### Excerpted text
-=-=-=-=-
Universal Music Group Ramps Up DRM-Free Testing

Universal Music Group, which has the largest market share of all the major labels at an estimated 26% of the global market, unveiled a plan to test the sales of digital music without digital rights management (DRM) on a massive scale.

From now until January, UMG will begin selling "thousands" of albums and individual tracks without DRM via such digital outlets as Rhapsody, the Rhapsody-powered Best Buy store, Wal-Mart, PureTracks, and Transworld, as well as the Amazon.com service once it goes live.

The test will also include sales conducted from all participating artist and label-branded websites. Additionally, UMG will use Google’s AdWords search-based advertising program to drive digital music purchases through a social commerce site called gBox.

Noticeably missing from the test is Apple’s iTunes.

In most cases, the DRM-free tracks will sell for the same cost as their protected counterparts, although in a variety of file sizes depending on the retailer.

UMG says the test is designed to measure various factors such as consumer demand, price sensitivity and piracy effects of selling unprotected files versus those locked by DRM.

One of the most challenging aspects of selling music in digital form is the matter of interoperability. The iPod is the dominant digital music device in the market today, but only music purchased on iTunes is compatible with it. Tracks purchased via competing services can’t be played on the iPod, and as such those services—and the digital download market in general—has suffered.

EMI Music Group was the first to embrace DRM-free digital sales, eliminating the restriction from its entire catalog. Starting with iTunes, EMI spent the summer rapidly striking deals with various digital outlets to sell DRM-free tracks, at a higher bit-rate, for 30 cents more per track than lower-quality DRM-protected files.
-=-=-=-=-
### Listed entries
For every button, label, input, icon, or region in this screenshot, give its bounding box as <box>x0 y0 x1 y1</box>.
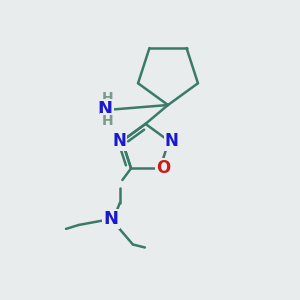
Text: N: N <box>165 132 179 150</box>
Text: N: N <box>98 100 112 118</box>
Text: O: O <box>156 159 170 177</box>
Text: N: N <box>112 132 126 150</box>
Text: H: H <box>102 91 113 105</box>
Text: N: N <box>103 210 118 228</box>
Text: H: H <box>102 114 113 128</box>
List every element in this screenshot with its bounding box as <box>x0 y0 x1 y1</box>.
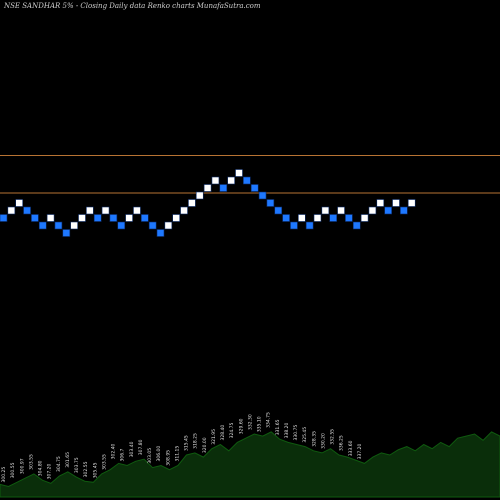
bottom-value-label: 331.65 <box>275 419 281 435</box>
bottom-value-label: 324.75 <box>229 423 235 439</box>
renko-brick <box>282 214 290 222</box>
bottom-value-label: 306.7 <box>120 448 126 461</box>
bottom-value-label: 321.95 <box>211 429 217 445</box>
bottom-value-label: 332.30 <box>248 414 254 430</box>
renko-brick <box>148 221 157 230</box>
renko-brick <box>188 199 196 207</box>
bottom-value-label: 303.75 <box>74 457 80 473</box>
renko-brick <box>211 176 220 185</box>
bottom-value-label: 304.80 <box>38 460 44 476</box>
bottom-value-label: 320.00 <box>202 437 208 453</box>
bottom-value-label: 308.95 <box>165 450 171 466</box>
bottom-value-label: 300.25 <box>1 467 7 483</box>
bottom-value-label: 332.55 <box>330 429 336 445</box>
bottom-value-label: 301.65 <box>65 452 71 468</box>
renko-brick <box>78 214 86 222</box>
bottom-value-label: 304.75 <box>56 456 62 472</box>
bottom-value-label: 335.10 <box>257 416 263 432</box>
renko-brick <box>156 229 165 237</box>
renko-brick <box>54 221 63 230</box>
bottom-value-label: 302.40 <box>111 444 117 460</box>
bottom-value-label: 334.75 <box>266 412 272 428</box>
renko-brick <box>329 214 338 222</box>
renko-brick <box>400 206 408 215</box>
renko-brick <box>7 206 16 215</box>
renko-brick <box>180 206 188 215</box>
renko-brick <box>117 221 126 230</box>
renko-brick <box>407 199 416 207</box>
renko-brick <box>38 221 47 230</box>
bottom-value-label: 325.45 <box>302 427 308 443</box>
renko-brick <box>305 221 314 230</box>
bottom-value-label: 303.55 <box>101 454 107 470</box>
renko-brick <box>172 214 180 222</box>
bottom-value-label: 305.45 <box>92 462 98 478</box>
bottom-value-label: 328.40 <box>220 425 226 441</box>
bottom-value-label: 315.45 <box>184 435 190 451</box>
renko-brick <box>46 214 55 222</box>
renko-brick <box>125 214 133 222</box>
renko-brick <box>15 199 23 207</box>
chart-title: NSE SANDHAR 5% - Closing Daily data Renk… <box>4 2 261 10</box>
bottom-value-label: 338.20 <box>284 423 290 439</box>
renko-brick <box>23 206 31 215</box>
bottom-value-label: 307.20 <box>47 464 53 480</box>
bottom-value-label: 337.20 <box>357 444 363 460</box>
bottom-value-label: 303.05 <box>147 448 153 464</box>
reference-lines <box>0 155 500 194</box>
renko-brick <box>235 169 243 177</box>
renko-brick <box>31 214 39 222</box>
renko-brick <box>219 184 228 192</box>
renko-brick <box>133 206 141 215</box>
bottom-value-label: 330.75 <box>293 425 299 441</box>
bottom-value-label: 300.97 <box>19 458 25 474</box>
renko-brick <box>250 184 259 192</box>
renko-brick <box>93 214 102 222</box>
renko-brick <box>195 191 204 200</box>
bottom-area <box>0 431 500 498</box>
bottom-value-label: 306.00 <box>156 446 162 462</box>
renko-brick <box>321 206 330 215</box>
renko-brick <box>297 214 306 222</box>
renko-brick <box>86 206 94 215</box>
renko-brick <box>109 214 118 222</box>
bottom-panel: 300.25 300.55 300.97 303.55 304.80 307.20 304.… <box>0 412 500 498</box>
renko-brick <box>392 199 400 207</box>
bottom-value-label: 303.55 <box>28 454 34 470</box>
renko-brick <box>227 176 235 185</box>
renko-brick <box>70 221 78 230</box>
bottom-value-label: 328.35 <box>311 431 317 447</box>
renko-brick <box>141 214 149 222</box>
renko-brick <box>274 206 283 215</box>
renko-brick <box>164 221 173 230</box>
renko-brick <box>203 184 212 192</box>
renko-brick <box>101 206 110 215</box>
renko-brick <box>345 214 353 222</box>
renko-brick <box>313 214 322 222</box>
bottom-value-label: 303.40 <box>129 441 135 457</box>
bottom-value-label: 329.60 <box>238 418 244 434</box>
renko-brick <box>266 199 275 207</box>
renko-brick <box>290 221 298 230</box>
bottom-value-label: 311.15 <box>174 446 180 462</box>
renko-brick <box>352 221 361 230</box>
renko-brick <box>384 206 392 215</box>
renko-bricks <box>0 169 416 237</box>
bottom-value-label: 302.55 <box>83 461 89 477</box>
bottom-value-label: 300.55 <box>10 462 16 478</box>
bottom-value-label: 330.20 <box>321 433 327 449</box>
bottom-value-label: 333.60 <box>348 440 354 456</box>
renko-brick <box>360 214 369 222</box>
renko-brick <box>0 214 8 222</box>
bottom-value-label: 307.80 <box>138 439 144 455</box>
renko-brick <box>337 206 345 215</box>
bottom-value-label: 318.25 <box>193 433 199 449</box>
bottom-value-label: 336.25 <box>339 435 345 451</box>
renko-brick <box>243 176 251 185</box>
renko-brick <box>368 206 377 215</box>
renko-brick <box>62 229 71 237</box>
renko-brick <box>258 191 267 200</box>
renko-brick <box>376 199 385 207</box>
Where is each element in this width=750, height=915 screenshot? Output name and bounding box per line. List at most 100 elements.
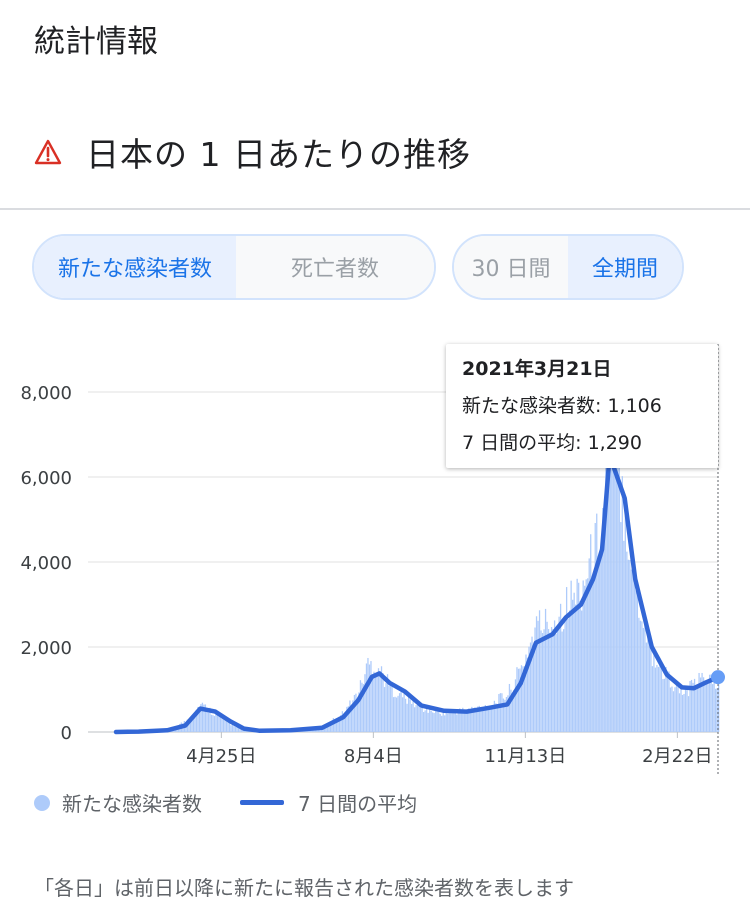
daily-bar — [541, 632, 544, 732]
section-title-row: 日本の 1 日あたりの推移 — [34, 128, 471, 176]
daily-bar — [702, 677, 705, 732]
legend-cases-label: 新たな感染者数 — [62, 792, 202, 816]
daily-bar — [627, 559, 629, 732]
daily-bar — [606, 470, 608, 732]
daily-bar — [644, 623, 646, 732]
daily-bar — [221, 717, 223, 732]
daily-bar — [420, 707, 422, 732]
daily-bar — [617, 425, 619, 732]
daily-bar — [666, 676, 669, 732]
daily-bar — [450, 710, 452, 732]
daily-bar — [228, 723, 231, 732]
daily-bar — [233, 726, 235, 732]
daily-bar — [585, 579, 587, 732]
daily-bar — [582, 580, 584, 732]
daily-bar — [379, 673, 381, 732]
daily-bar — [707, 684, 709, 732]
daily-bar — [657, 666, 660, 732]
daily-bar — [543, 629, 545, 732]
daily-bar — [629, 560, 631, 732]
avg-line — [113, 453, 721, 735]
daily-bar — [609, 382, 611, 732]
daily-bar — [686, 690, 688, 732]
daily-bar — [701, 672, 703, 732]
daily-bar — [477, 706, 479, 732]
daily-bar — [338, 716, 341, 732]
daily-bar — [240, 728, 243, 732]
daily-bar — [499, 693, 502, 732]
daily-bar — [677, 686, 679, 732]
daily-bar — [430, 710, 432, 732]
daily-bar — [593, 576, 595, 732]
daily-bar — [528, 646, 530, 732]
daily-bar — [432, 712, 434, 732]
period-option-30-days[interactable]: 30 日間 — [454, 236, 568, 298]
-=-=-=-=-
### Task list
- A) Using the article on Universal Music Group's DRM-free testing, explain in one to three sentences why services competing with iTunes have suffered.
- B) Reproduce the article on Universal Music Group's DRM-free testing word for word, from "Noticeably missing from" up to and including "locked by DRM.".

### Results of the tasks
- A) The iPod is the dominant digital music device, but only music bought on iTunes is compatible with it. Tracks purchased through competing services can't be played on the iPod, so those services, and the digital download market in general, have suffered.

- B)
Noticeably missing from the test is Apple’s iTunes.

In most cases, the DRM-free tracks will sell for the same cost as their protected counterparts, although in a variety of file sizes depending on the retailer.

UMG says the test is designed to measure various factors such as consumer demand, price sensitivity and piracy effects of selling unprotected files versus those locked by DRM.